(Records about charts and figures)
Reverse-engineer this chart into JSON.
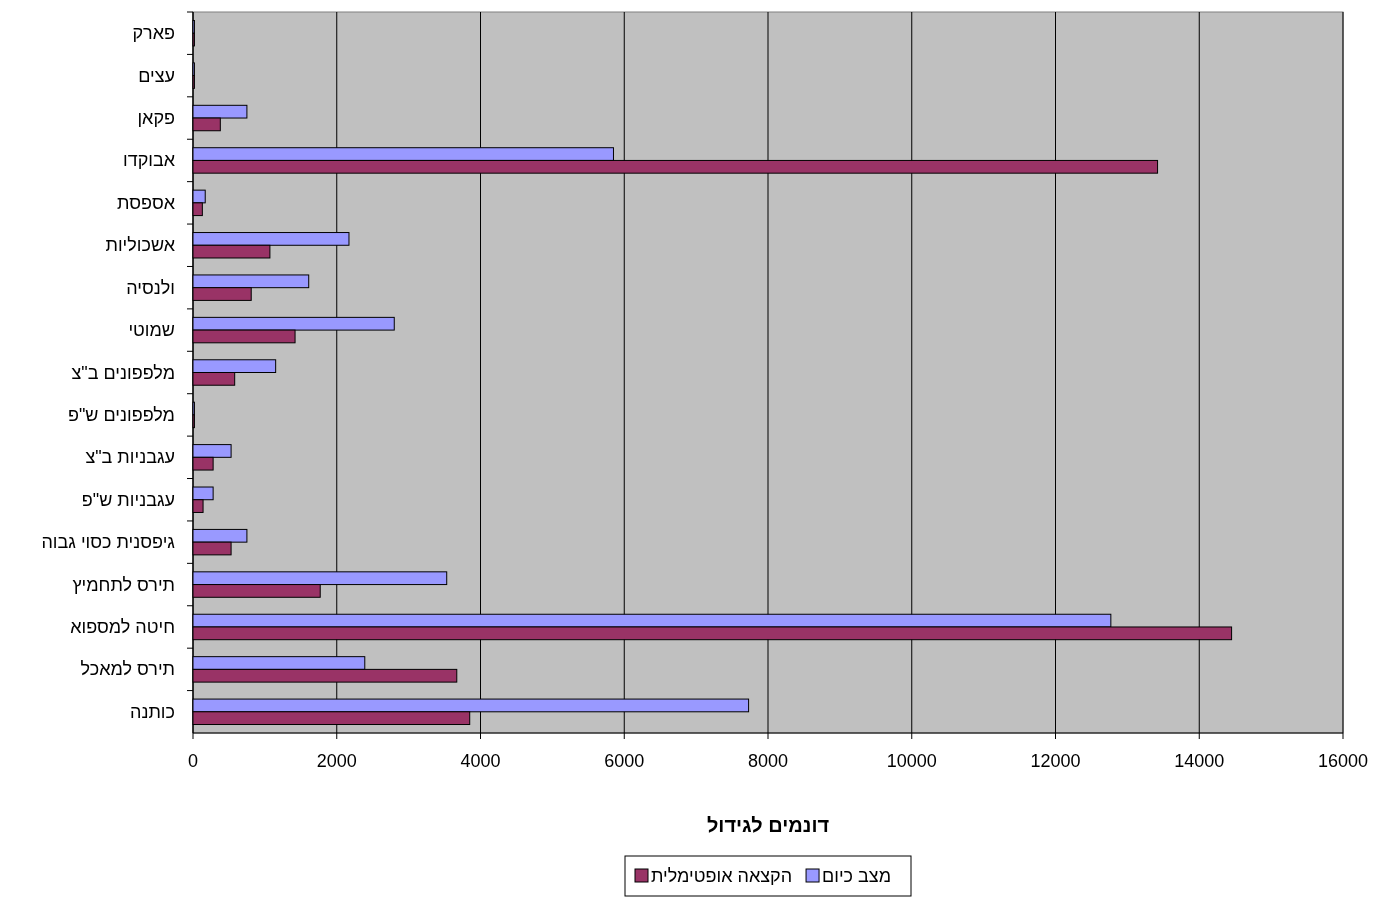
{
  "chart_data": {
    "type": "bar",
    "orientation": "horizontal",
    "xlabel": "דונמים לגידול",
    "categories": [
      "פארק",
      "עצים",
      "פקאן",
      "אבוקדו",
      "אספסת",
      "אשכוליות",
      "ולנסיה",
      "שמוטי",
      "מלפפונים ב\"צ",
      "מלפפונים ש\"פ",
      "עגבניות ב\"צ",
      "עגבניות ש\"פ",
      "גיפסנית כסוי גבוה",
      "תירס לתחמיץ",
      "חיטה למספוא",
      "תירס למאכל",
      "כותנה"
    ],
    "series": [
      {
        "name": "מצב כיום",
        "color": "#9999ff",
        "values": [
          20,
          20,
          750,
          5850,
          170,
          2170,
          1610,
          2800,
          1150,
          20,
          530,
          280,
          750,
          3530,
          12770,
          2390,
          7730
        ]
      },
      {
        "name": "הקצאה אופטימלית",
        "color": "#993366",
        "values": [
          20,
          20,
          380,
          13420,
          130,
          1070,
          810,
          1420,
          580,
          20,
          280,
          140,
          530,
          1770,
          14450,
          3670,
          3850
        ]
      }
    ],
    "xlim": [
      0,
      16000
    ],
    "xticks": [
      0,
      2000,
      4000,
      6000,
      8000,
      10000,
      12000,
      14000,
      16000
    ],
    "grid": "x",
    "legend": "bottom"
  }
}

■ **Challenge**: Take the data above and repeat it exactly, leaving each picture out.

■ **Written answer**:
Reverse-engineer this chart into JSON.
{
  "chart_data": {
    "type": "bar",
    "orientation": "horizontal",
    "xlabel": "דונמים לגידול",
    "categories": [
      "פארק",
      "עצים",
      "פקאן",
      "אבוקדו",
      "אספסת",
      "אשכוליות",
      "ולנסיה",
      "שמוטי",
      "מלפפונים ב\"צ",
      "מלפפונים ש\"פ",
      "עגבניות ב\"צ",
      "עגבניות ש\"פ",
      "גיפסנית כסוי גבוה",
      "תירס לתחמיץ",
      "חיטה למספוא",
      "תירס למאכל",
      "כותנה"
    ],
    "series": [
      {
        "name": "מצב כיום",
        "color": "#9999ff",
        "values": [
          20,
          20,
          750,
          5850,
          170,
          2170,
          1610,
          2800,
          1150,
          20,
          530,
          280,
          750,
          3530,
          12770,
          2390,
          7730
        ]
      },
      {
        "name": "הקצאה אופטימלית",
        "color": "#993366",
        "values": [
          20,
          20,
          380,
          13420,
          130,
          1070,
          810,
          1420,
          580,
          20,
          280,
          140,
          530,
          1770,
          14450,
          3670,
          3850
        ]
      }
    ],
    "xlim": [
      0,
      16000
    ],
    "xticks": [
      0,
      2000,
      4000,
      6000,
      8000,
      10000,
      12000,
      14000,
      16000
    ],
    "grid": "x",
    "legend": "bottom"
  }
}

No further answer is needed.